Directions » Extract every line of the material that holds the string "history".
---- Material for this exercise
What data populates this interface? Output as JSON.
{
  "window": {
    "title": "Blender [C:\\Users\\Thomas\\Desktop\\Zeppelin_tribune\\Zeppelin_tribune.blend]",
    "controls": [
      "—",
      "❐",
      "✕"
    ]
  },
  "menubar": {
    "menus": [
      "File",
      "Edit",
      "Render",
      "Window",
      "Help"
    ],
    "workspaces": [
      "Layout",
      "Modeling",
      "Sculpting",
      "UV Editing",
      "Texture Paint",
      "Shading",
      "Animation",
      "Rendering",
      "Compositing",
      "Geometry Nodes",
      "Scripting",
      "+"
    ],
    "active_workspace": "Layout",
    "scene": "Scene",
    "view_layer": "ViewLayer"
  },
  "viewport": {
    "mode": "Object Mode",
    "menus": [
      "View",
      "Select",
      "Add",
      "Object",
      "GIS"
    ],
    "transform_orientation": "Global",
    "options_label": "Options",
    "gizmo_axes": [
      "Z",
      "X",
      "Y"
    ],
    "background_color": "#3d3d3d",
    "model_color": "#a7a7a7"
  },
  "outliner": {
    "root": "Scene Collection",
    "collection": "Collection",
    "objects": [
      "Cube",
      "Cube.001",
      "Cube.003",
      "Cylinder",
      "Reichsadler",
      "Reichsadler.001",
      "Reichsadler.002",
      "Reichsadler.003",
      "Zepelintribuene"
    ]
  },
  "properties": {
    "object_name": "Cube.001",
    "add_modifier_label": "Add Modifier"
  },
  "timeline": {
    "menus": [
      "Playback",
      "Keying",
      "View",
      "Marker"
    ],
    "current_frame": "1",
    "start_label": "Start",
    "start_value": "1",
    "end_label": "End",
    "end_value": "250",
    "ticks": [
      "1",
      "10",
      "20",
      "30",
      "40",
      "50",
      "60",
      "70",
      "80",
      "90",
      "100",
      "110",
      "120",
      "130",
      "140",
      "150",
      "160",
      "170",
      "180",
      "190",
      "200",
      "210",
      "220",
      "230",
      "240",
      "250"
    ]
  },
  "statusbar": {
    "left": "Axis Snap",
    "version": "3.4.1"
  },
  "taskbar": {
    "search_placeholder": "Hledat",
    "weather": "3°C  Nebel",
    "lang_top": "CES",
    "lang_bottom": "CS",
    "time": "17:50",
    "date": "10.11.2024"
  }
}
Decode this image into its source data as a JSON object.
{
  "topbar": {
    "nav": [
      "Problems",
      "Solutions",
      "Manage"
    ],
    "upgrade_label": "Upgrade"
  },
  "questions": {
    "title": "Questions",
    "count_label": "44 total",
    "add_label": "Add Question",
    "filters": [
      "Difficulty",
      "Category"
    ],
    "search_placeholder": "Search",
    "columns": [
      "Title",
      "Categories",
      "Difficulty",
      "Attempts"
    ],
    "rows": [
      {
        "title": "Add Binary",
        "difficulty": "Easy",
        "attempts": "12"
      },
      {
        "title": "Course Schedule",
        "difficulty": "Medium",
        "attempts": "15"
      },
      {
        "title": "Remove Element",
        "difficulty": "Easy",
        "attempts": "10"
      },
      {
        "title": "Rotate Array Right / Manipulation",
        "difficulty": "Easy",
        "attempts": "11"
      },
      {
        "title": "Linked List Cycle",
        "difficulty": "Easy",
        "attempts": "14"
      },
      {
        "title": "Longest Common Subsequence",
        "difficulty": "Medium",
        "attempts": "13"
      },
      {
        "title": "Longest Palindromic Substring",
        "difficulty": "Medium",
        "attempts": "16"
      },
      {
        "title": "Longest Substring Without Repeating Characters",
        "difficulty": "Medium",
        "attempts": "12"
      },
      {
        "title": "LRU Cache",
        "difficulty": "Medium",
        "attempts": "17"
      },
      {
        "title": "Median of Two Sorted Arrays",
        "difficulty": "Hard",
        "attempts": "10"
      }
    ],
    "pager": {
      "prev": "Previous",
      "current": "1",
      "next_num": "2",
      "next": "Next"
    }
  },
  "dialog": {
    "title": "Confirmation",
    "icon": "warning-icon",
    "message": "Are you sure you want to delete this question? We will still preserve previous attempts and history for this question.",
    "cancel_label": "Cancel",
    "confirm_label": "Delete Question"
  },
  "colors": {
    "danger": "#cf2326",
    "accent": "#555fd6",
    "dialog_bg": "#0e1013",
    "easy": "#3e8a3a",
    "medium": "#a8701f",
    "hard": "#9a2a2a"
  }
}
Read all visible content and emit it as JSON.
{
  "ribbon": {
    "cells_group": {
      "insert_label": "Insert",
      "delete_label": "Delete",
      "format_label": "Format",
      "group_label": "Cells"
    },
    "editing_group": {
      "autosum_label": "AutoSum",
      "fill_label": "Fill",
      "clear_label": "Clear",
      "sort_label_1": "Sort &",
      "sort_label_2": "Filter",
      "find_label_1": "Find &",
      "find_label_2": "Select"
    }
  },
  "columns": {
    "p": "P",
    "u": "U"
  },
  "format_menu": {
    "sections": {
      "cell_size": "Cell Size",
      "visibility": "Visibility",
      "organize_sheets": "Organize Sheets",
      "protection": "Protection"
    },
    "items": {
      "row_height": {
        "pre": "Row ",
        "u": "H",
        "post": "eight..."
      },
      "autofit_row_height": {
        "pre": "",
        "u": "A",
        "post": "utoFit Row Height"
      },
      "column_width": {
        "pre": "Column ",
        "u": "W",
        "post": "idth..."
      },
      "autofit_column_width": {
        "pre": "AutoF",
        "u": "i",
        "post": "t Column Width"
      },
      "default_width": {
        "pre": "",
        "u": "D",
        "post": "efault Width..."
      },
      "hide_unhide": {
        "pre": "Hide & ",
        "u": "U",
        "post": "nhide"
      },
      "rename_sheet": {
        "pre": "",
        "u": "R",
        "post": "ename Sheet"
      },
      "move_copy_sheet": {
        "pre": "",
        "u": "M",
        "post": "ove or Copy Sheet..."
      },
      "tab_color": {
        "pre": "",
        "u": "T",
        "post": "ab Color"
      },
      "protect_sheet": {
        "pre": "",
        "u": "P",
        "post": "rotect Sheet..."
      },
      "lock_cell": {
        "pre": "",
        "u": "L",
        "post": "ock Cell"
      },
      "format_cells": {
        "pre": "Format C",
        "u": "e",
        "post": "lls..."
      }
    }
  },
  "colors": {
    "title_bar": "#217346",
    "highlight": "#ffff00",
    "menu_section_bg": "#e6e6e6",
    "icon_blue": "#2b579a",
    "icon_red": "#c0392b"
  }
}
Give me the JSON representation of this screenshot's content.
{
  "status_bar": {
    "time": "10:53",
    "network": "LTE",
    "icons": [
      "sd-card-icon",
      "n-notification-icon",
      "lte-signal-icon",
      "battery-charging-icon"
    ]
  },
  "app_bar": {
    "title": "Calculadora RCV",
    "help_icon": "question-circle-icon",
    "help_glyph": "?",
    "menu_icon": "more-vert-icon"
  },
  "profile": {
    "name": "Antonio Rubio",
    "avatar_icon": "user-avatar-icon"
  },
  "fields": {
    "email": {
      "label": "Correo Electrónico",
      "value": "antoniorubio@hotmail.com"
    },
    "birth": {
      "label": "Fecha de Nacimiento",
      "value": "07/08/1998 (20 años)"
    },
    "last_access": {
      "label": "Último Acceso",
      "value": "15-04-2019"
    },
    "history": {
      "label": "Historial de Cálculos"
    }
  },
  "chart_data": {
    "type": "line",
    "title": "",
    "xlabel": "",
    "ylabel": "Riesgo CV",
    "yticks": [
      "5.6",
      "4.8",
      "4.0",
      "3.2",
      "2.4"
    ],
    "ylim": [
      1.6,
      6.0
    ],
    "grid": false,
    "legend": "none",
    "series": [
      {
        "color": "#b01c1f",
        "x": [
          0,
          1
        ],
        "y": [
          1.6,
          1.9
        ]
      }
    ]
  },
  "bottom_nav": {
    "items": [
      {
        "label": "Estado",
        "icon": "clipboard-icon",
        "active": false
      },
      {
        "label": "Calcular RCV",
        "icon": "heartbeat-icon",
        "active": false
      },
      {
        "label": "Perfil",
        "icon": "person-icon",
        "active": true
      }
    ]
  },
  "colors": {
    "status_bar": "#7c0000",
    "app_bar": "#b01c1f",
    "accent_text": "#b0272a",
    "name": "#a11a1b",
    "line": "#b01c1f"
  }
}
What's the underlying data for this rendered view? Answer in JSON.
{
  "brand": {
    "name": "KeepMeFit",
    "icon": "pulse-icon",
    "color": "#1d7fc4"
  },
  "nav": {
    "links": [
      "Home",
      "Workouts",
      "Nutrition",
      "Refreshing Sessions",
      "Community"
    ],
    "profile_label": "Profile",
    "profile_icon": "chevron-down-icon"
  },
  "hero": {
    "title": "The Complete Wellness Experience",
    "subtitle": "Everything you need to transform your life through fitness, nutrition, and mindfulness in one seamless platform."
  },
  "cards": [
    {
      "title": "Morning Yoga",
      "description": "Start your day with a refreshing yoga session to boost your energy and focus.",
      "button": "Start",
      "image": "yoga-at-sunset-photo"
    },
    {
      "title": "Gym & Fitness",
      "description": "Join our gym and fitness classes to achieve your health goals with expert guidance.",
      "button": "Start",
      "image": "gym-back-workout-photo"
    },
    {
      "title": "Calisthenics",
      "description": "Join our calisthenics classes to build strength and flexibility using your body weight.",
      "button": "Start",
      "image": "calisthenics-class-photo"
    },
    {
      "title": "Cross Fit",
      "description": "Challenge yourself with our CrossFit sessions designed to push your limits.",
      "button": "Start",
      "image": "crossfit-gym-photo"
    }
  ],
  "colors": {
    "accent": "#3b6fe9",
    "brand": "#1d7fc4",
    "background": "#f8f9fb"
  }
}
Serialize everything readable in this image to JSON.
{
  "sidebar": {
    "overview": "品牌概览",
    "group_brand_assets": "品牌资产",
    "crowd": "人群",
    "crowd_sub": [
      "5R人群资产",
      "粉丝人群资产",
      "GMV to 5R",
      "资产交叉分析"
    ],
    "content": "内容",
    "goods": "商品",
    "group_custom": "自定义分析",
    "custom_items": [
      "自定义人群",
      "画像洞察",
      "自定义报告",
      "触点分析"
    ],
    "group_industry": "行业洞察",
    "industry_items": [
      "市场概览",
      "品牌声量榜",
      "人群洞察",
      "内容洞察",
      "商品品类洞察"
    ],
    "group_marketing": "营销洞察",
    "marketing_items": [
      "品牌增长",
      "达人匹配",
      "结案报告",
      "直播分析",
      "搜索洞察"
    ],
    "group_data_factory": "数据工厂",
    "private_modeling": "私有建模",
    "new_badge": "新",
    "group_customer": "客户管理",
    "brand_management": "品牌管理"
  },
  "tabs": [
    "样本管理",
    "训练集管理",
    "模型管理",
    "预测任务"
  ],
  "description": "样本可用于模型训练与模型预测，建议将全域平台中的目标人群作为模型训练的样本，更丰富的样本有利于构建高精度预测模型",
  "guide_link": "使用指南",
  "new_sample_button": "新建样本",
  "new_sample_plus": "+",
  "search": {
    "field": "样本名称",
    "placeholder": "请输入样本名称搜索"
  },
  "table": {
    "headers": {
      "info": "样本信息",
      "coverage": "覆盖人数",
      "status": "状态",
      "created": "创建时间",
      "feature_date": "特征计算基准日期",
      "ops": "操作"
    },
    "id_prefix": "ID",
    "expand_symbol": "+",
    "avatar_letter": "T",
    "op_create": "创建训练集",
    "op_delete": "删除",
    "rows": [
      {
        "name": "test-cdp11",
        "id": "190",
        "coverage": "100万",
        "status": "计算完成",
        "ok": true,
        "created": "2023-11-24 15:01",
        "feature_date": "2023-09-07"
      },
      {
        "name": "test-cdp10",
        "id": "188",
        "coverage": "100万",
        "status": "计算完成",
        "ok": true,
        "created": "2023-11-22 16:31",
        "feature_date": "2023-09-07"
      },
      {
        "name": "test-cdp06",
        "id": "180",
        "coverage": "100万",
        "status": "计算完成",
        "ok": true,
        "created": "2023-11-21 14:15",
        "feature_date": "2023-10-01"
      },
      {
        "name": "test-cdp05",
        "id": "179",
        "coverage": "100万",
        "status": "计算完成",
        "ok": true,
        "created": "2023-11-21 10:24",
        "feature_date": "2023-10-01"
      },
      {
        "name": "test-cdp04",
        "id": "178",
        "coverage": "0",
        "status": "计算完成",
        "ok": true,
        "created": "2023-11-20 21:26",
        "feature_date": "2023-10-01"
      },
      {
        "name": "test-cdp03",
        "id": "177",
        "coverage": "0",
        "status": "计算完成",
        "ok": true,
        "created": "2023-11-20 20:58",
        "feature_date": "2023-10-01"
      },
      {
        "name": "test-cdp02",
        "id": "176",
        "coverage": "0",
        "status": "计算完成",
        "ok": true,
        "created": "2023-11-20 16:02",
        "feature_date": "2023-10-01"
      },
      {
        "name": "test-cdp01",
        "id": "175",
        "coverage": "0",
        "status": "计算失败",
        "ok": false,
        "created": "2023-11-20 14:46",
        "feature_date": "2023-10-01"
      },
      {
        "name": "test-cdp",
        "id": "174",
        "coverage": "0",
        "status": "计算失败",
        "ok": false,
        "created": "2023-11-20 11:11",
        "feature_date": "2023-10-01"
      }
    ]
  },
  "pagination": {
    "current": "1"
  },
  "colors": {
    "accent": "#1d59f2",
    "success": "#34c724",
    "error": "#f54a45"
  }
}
--------
Finished answer »
    "message": "Are you sure you want to delete this question? We will still preserve previous attempts and history for this question.",
    "history": {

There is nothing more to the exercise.